Stored data:

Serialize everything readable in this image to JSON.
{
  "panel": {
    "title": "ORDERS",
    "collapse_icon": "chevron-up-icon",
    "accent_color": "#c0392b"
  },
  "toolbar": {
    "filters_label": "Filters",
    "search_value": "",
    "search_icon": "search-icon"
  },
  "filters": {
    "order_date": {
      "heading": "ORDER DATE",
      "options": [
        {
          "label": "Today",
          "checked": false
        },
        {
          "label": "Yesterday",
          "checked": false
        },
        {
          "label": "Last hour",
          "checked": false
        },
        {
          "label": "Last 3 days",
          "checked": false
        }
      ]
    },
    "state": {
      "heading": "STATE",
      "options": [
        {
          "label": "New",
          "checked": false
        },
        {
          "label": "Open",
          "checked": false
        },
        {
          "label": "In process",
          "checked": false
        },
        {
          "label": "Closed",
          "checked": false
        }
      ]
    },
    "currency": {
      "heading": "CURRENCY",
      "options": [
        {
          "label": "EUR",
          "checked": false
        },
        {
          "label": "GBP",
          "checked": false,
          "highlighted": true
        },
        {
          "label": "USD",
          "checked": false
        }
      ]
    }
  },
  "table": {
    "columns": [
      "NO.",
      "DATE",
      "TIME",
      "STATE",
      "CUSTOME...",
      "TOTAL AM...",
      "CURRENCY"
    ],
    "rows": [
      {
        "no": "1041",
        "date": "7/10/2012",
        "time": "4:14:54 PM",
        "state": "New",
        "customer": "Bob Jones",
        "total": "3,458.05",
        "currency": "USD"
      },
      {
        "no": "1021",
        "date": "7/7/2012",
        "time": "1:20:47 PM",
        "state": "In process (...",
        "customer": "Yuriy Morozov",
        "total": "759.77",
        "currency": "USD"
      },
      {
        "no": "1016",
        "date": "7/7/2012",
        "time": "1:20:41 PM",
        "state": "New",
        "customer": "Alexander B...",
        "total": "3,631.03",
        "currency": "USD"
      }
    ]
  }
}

| What the task requires |
Identify which lines contain the word "heading" and copy each one.

| Answer |
      "heading": "ORDER DATE",
      "heading": "STATE",
      "heading": "CURRENCY",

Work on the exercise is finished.